• [What you have to do]:
Render every entry exactly as it appears.

• [Task data]:
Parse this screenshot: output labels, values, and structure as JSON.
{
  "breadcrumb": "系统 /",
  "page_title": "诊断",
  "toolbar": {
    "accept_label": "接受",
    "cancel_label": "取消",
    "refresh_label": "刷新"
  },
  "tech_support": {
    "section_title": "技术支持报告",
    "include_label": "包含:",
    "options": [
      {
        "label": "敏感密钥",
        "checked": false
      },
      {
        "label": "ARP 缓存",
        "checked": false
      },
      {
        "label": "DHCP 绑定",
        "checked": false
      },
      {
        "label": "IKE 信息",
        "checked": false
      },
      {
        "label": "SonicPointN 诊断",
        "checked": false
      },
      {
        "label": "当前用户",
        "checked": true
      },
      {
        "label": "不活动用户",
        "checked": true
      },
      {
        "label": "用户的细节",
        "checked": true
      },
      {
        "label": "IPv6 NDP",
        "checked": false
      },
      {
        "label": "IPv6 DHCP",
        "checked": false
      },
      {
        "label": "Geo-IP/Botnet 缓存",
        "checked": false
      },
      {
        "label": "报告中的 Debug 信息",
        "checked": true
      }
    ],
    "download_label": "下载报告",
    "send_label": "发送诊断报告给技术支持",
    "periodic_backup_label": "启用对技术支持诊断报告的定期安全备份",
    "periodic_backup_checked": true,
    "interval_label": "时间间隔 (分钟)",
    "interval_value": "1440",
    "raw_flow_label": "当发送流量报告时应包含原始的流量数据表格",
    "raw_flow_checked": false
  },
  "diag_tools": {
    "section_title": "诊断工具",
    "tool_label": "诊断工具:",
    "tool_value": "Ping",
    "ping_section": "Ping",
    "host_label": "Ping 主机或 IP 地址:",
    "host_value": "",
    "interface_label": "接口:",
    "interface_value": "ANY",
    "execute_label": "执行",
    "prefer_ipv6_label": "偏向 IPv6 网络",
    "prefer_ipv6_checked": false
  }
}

• [Full answer]:
Parse this screenshot: output labels, values, and structure as JSON.
{
  "breadcrumb": "系统 /",
  "page_title": "诊断",
  "toolbar": {
    "accept_label": "接受",
    "cancel_label": "取消",
    "refresh_label": "刷新"
  },
  "tech_support": {
    "section_title": "技术支持报告",
    "include_label": "包含:",
    "options": [
      {
        "label": "敏感密钥",
        "checked": false
      },
      {
        "label": "ARP 缓存",
        "checked": false
      },
      {
        "label": "DHCP 绑定",
        "checked": false
      },
      {
        "label": "IKE 信息",
        "checked": false
      },
      {
        "label": "SonicPointN 诊断",
        "checked": false
      },
      {
        "label": "当前用户",
        "checked": true
      },
      {
        "label": "不活动用户",
        "checked": true
      },
      {
        "label": "用户的细节",
        "checked": true
      },
      {
        "label": "IPv6 NDP",
        "checked": false
      },
      {
        "label": "IPv6 DHCP",
        "checked": false
      },
      {
        "label": "Geo-IP/Botnet 缓存",
        "checked": false
      },
      {
        "label": "报告中的 Debug 信息",
        "checked": true
      }
    ],
    "download_label": "下载报告",
    "send_label": "发送诊断报告给技术支持",
    "periodic_backup_label": "启用对技术支持诊断报告的定期安全备份",
    "periodic_backup_checked": true,
    "interval_label": "时间间隔 (分钟)",
    "interval_value": "1440",
    "raw_flow_label": "当发送流量报告时应包含原始的流量数据表格",
    "raw_flow_checked": false
  },
  "diag_tools": {
    "section_title": "诊断工具",
    "tool_label": "诊断工具:",
    "tool_value": "Ping",
    "ping_section": "Ping",
    "host_label": "Ping 主机或 IP 地址:",
    "host_value": "",
    "interface_label": "接口:",
    "interface_value": "ANY",
    "execute_label": "执行",
    "prefer_ipv6_label": "偏向 IPv6 网络",
    "prefer_ipv6_checked": false
  }
}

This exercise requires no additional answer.